» **Extracted entries**:

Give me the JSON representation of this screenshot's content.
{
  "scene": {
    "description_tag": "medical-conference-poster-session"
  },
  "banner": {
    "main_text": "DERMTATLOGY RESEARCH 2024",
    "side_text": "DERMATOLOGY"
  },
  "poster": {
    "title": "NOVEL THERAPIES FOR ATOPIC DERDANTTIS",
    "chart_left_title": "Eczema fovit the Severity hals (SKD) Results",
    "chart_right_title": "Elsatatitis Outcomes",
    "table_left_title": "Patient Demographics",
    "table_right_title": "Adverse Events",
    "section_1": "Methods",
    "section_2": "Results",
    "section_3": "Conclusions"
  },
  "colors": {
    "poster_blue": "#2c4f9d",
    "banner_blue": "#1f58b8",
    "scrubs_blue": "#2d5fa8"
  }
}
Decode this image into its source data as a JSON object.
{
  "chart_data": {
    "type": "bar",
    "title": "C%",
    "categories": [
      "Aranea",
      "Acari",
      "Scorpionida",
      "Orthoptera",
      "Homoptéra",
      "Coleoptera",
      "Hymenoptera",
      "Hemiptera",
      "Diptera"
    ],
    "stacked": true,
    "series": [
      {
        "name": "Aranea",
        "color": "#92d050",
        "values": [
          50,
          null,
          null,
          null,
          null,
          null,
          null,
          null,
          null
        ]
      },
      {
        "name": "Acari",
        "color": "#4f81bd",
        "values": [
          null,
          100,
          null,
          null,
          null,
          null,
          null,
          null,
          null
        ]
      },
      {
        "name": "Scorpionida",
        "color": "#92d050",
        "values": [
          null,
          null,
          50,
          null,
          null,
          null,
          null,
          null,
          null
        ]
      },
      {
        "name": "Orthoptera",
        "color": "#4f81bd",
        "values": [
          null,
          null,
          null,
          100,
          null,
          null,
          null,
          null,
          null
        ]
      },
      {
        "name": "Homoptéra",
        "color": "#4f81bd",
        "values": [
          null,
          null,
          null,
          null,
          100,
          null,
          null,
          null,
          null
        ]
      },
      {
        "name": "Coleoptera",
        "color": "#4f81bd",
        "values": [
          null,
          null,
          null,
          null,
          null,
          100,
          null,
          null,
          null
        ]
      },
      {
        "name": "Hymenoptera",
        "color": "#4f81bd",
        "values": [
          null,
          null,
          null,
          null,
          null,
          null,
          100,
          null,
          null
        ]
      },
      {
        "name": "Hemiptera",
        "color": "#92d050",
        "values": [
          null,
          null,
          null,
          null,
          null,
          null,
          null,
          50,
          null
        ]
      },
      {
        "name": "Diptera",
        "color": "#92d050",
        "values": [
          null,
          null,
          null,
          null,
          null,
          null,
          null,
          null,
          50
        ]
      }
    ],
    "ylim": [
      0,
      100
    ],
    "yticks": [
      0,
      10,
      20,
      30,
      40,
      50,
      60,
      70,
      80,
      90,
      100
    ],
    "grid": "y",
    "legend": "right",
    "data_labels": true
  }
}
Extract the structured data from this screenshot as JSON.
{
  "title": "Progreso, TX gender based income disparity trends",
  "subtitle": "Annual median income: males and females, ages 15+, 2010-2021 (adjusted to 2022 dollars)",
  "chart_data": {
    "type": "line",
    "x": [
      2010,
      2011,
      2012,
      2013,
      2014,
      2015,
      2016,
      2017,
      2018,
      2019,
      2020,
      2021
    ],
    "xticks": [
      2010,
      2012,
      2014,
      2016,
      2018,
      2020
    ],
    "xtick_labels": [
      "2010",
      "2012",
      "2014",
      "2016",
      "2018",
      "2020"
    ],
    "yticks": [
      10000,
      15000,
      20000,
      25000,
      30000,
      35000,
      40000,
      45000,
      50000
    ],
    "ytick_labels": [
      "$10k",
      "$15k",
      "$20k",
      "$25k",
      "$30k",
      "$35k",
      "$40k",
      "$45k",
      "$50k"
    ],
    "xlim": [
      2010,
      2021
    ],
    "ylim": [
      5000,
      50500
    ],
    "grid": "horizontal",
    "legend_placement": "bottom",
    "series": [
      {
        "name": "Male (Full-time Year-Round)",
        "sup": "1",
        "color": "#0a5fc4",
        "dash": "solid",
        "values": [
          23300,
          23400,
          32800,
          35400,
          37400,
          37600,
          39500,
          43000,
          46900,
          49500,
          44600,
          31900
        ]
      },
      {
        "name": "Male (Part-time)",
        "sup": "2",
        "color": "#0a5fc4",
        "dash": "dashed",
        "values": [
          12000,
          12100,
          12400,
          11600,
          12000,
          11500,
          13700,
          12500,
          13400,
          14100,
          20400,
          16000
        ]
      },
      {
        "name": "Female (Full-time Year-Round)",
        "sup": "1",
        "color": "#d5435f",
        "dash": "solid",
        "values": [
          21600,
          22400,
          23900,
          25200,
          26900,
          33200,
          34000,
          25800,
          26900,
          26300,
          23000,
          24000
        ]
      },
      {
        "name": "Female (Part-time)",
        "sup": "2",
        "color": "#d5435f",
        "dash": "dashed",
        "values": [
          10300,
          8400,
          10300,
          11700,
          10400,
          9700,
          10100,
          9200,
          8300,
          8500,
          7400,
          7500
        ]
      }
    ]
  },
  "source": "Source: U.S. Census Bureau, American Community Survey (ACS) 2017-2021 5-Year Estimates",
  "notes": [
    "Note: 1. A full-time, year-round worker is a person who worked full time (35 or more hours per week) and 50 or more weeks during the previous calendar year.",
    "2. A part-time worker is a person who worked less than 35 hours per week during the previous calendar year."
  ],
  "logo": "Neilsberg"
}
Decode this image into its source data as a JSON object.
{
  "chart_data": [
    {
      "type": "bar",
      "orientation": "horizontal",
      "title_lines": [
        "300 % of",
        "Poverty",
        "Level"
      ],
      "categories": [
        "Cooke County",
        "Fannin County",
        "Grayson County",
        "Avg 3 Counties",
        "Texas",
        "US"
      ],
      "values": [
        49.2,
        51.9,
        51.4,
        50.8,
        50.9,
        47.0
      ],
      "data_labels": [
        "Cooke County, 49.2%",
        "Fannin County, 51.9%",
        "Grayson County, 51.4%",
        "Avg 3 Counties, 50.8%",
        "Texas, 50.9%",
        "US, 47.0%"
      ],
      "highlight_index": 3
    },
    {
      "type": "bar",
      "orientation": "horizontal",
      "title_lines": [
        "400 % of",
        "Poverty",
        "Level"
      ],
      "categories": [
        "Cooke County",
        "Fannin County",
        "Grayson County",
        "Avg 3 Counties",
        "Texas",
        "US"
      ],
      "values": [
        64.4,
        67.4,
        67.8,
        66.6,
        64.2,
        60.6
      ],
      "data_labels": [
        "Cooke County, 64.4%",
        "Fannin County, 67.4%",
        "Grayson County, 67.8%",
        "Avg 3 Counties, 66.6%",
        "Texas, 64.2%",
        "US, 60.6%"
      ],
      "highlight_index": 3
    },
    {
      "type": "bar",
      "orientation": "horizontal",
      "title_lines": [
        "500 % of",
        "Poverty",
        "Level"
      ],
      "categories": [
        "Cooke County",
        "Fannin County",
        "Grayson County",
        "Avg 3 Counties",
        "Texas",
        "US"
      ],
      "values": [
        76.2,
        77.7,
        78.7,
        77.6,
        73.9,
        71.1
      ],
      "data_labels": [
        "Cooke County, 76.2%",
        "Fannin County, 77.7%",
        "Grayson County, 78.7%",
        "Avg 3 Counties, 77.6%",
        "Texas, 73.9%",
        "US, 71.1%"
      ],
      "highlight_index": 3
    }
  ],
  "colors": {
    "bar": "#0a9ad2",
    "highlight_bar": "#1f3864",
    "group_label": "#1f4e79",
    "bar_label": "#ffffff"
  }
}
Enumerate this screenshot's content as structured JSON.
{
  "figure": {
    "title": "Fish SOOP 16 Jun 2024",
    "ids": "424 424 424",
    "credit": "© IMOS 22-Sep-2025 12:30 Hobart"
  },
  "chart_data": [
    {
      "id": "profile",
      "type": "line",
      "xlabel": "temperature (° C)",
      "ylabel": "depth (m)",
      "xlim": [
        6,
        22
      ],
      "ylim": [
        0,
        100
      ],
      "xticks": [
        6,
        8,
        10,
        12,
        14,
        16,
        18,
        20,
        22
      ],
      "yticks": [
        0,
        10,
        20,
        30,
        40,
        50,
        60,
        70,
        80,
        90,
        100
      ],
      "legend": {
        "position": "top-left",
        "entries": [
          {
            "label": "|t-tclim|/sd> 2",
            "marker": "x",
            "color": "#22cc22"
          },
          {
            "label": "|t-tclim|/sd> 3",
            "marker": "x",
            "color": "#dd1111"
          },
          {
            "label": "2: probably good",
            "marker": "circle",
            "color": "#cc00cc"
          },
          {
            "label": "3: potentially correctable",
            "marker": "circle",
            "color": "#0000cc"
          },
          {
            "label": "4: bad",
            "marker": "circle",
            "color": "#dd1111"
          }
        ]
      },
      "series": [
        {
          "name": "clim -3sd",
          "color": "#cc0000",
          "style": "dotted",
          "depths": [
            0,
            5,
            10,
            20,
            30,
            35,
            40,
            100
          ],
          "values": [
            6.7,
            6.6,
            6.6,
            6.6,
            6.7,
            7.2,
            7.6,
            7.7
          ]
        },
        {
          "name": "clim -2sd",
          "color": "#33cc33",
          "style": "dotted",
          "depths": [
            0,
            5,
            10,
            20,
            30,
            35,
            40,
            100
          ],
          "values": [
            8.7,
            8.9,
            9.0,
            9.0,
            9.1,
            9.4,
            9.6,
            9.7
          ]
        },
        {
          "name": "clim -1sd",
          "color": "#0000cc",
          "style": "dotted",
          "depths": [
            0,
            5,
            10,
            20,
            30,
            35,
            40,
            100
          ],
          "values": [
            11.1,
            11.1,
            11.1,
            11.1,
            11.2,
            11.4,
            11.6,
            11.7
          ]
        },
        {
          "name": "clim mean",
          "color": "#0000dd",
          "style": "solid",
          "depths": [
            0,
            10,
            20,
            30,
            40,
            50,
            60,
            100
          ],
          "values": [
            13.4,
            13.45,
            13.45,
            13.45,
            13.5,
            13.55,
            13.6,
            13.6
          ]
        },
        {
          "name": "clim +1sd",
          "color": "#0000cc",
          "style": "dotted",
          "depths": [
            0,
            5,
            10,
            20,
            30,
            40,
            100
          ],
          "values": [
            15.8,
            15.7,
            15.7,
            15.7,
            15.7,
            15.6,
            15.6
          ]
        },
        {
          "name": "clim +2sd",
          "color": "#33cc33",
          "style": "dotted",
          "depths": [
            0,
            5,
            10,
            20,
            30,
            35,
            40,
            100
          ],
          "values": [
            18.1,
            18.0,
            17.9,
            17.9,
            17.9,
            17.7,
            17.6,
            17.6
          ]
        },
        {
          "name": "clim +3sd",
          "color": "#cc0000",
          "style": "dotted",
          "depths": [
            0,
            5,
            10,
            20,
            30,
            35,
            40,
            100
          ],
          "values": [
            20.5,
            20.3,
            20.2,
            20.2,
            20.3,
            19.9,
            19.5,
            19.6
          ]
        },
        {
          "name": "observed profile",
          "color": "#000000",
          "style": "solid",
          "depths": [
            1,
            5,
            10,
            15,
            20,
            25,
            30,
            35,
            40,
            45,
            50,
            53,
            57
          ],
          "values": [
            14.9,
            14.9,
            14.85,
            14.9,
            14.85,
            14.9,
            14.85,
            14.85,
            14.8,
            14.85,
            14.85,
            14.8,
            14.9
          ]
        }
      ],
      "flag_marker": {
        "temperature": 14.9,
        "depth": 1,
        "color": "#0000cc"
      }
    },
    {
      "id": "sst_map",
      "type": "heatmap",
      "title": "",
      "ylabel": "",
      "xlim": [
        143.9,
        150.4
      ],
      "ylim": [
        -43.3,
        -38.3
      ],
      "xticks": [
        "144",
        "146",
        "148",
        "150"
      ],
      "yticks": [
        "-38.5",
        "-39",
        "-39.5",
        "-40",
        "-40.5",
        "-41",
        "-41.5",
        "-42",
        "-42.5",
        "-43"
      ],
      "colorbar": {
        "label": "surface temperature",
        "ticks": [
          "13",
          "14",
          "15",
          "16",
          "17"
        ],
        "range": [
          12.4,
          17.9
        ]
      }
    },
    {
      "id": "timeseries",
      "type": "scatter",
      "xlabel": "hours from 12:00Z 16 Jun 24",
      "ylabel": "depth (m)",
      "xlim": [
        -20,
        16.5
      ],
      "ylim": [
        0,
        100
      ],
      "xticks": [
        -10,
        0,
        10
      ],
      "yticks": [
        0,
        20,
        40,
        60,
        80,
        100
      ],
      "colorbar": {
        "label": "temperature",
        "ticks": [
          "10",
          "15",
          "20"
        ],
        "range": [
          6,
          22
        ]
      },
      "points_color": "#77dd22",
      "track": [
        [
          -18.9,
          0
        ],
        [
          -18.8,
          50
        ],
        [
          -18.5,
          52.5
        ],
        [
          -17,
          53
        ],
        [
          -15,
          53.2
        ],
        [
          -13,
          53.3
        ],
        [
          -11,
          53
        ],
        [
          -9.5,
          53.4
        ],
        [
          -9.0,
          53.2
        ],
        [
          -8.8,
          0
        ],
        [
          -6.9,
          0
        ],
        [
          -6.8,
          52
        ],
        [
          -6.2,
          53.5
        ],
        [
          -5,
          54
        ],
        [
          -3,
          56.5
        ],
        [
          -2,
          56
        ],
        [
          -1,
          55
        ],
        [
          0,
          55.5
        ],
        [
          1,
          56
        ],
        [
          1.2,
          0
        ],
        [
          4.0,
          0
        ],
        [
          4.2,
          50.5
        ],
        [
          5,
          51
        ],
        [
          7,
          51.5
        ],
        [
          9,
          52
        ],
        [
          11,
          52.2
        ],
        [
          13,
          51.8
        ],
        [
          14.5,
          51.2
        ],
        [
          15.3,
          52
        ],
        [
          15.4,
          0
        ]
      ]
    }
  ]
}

» **Problem to work on**: List every line above that holds the word "worker".

» **Written response**:
    "Note: 1. A full-time, year-round worker is a person who worked full time (35 or more hours per week) and 50 or more weeks during the previous calendar year.",
    "2. A part-time worker is a person who worked less than 35 hours per week during the previous calendar year."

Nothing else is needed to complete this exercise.